- [Written request]: Select every line containing the word "this" from the material, and copy those lines.

============================================================

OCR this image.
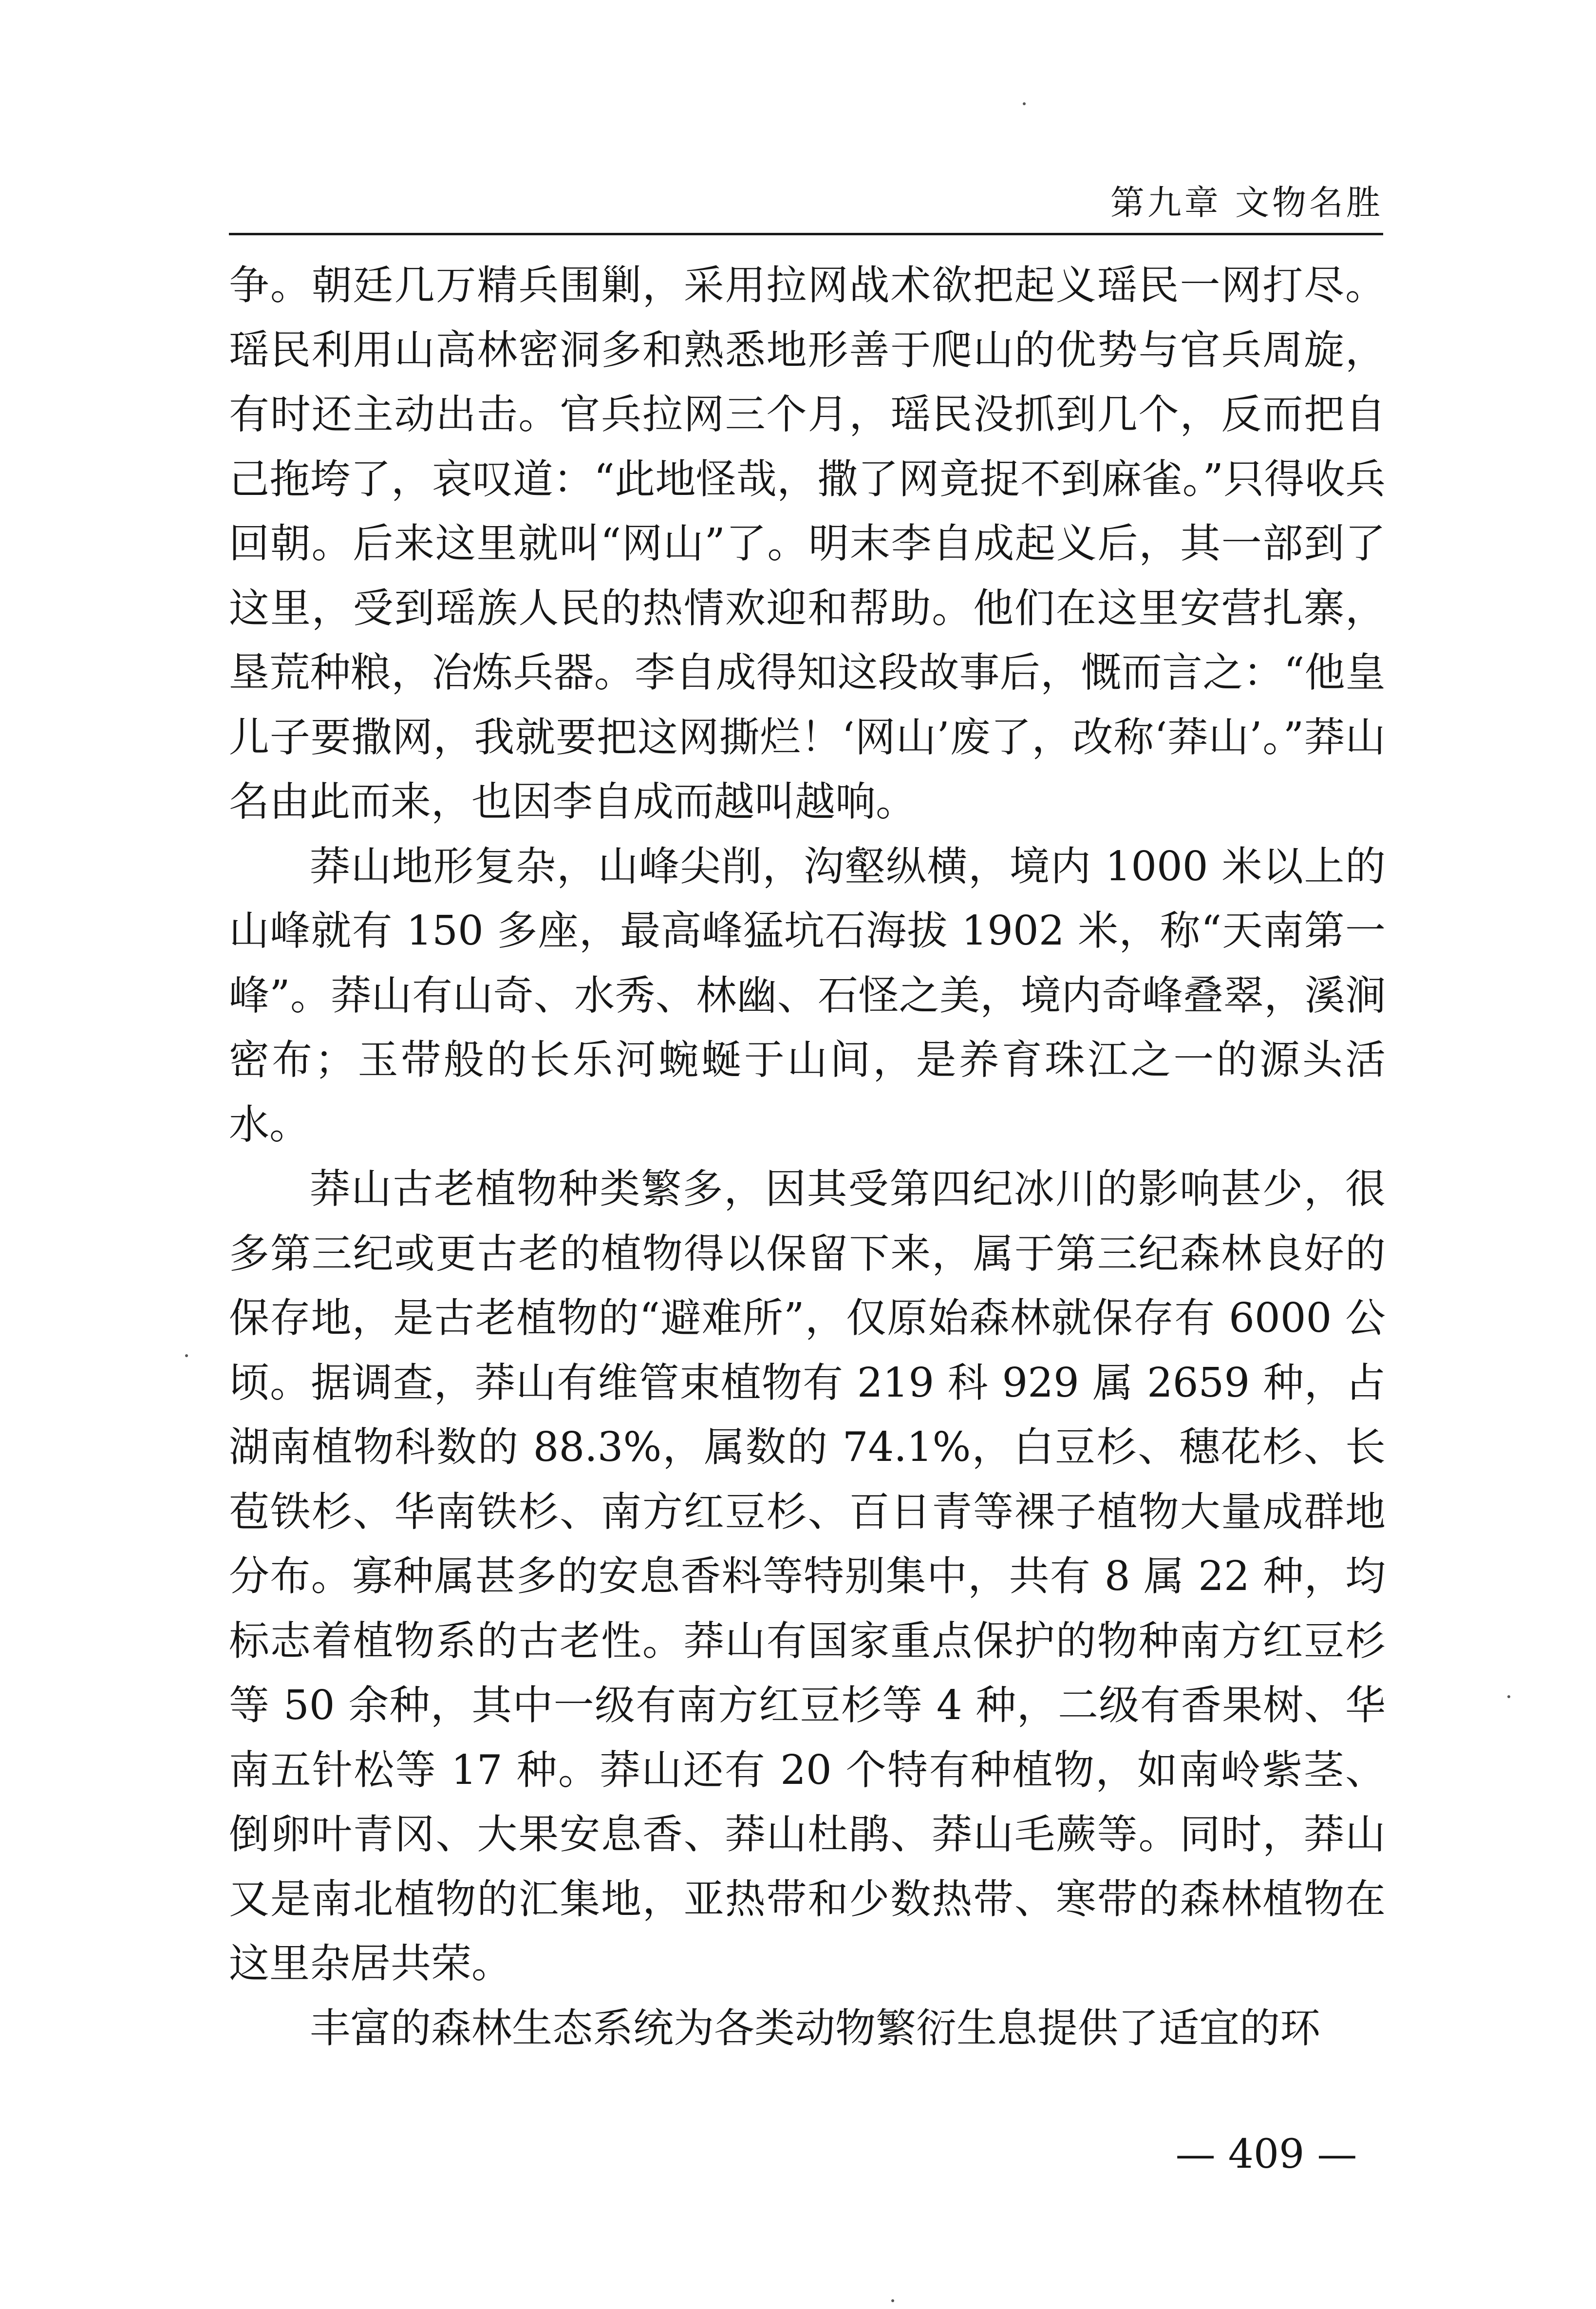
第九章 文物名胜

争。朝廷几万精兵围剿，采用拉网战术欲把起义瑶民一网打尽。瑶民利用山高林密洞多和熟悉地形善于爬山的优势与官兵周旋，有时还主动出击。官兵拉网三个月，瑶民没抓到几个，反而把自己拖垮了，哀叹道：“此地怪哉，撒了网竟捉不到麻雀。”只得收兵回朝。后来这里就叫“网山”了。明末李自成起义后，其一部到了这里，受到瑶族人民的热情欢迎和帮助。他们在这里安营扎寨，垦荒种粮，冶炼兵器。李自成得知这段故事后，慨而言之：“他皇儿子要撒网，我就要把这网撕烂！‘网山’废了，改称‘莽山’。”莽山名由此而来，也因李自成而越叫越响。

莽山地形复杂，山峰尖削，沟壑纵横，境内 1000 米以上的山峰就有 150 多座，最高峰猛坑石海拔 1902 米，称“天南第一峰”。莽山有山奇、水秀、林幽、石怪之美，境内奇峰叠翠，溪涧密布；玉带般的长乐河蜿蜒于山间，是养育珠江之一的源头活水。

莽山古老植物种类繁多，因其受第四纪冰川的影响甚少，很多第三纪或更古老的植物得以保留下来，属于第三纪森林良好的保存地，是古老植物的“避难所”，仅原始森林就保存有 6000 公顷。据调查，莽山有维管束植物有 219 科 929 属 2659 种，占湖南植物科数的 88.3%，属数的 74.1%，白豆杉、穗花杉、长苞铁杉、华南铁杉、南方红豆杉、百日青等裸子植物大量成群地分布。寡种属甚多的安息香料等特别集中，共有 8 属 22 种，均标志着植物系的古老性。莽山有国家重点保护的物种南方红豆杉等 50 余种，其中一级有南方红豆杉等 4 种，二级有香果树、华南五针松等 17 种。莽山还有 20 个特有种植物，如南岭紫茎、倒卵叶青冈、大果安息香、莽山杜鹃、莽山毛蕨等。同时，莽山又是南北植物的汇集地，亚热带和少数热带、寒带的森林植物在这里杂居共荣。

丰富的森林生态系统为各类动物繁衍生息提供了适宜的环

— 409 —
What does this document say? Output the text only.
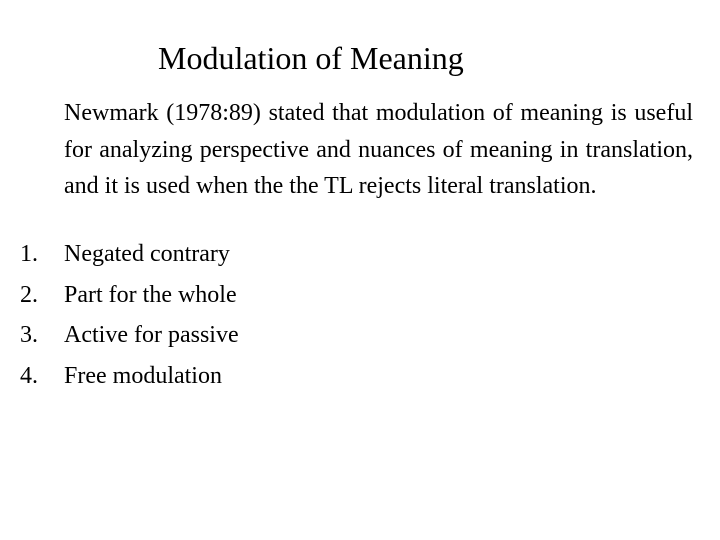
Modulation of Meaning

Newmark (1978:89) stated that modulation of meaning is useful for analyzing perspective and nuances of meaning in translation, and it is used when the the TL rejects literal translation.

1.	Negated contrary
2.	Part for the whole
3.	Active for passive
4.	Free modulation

============================================================

- [Written answer]:
OCR this image.
What does this document say? Output the text only.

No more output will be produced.